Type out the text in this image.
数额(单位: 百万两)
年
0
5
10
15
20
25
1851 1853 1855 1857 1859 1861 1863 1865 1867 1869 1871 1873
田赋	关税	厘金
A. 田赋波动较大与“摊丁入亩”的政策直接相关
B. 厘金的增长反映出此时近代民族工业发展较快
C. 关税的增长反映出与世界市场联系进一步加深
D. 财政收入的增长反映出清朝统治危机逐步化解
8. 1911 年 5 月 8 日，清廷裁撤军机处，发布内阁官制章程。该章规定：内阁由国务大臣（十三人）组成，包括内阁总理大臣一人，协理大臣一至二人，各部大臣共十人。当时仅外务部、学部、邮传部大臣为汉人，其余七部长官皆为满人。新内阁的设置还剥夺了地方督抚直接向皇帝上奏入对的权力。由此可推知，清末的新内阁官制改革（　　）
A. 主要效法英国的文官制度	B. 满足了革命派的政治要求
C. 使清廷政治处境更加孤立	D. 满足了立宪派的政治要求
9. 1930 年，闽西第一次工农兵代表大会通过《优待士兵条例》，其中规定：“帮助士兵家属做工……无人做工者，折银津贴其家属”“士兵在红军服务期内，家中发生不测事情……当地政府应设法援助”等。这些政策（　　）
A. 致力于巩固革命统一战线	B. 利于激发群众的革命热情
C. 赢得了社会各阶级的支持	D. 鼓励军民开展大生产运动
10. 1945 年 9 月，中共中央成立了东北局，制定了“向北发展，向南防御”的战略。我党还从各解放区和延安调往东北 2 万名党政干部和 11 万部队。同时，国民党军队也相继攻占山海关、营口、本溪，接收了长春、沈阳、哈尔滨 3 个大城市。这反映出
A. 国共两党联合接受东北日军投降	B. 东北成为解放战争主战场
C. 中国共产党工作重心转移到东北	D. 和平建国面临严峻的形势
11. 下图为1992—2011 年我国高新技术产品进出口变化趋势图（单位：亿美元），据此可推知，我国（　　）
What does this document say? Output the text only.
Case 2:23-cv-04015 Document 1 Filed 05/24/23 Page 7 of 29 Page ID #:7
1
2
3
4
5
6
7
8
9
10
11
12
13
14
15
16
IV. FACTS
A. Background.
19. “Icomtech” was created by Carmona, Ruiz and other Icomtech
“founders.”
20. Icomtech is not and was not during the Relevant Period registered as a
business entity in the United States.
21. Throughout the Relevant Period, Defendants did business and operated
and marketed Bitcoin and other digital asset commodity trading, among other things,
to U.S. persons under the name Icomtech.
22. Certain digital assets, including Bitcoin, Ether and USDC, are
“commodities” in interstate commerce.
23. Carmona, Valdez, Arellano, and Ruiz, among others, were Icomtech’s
§ §
#### [What you have to do]
Copy out each line exactly.

#### [Exercise output]
Type out the text in this image.
数额(单位: 百万两)
年
0
5
10
15
20
25
1851 1853 1855 1857 1859 1861 1863 1865 1867 1869 1871 1873
田赋	关税	厘金
A. 田赋波动较大与“摊丁入亩”的政策直接相关
B. 厘金的增长反映出此时近代民族工业发展较快
C. 关税的增长反映出与世界市场联系进一步加深
D. 财政收入的增长反映出清朝统治危机逐步化解
8. 1911 年 5 月 8 日，清廷裁撤军机处，发布内阁官制章程。该章规定：内阁由国务大臣（十三人）组成，包括内阁总理大臣一人，协理大臣一至二人，各部大臣共十人。当时仅外务部、学部、邮传部大臣为汉人，其余七部长官皆为满人。新内阁的设置还剥夺了地方督抚直接向皇帝上奏入对的权力。由此可推知，清末的新内阁官制改革（　　）
A. 主要效法英国的文官制度	B. 满足了革命派的政治要求
C. 使清廷政治处境更加孤立	D. 满足了立宪派的政治要求
9. 1930 年，闽西第一次工农兵代表大会通过《优待士兵条例》，其中规定：“帮助士兵家属做工……无人做工者，折银津贴其家属”“士兵在红军服务期内，家中发生不测事情……当地政府应设法援助”等。这些政策（　　）
A. 致力于巩固革命统一战线	B. 利于激发群众的革命热情
C. 赢得了社会各阶级的支持	D. 鼓励军民开展大生产运动
10. 1945 年 9 月，中共中央成立了东北局，制定了“向北发展，向南防御”的战略。我党还从各解放区和延安调往东北 2 万名党政干部和 11 万部队。同时，国民党军队也相继攻占山海关、营口、本溪，接收了长春、沈阳、哈尔滨 3 个大城市。这反映出
A. 国共两党联合接受东北日军投降	B. 东北成为解放战争主战场
C. 中国共产党工作重心转移到东北	D. 和平建国面临严峻的形势
11. 下图为1992—2011 年我国高新技术产品进出口变化趋势图（单位：亿美元），据此可推知，我国（　　）
What does this document say? Output the text only.
Case 2:23-cv-04015 Document 1 Filed 05/24/23 Page 7 of 29 Page ID #:7
1
2
3
4
5
6
7
8
9
10
11
12
13
14
15
16
IV. FACTS
A. Background.
19. “Icomtech” was created by Carmona, Ruiz and other Icomtech
“founders.”
20. Icomtech is not and was not during the Relevant Period registered as a
business entity in the United States.
21. Throughout the Relevant Period, Defendants did business and operated
and marketed Bitcoin and other digital asset commodity trading, among other things,
to U.S. persons under the name Icomtech.
22. Certain digital assets, including Bitcoin, Ether and USDC, are
“commodities” in interstate commerce.
23. Carmona, Valdez, Arellano, and Ruiz, among others, were Icomtech’s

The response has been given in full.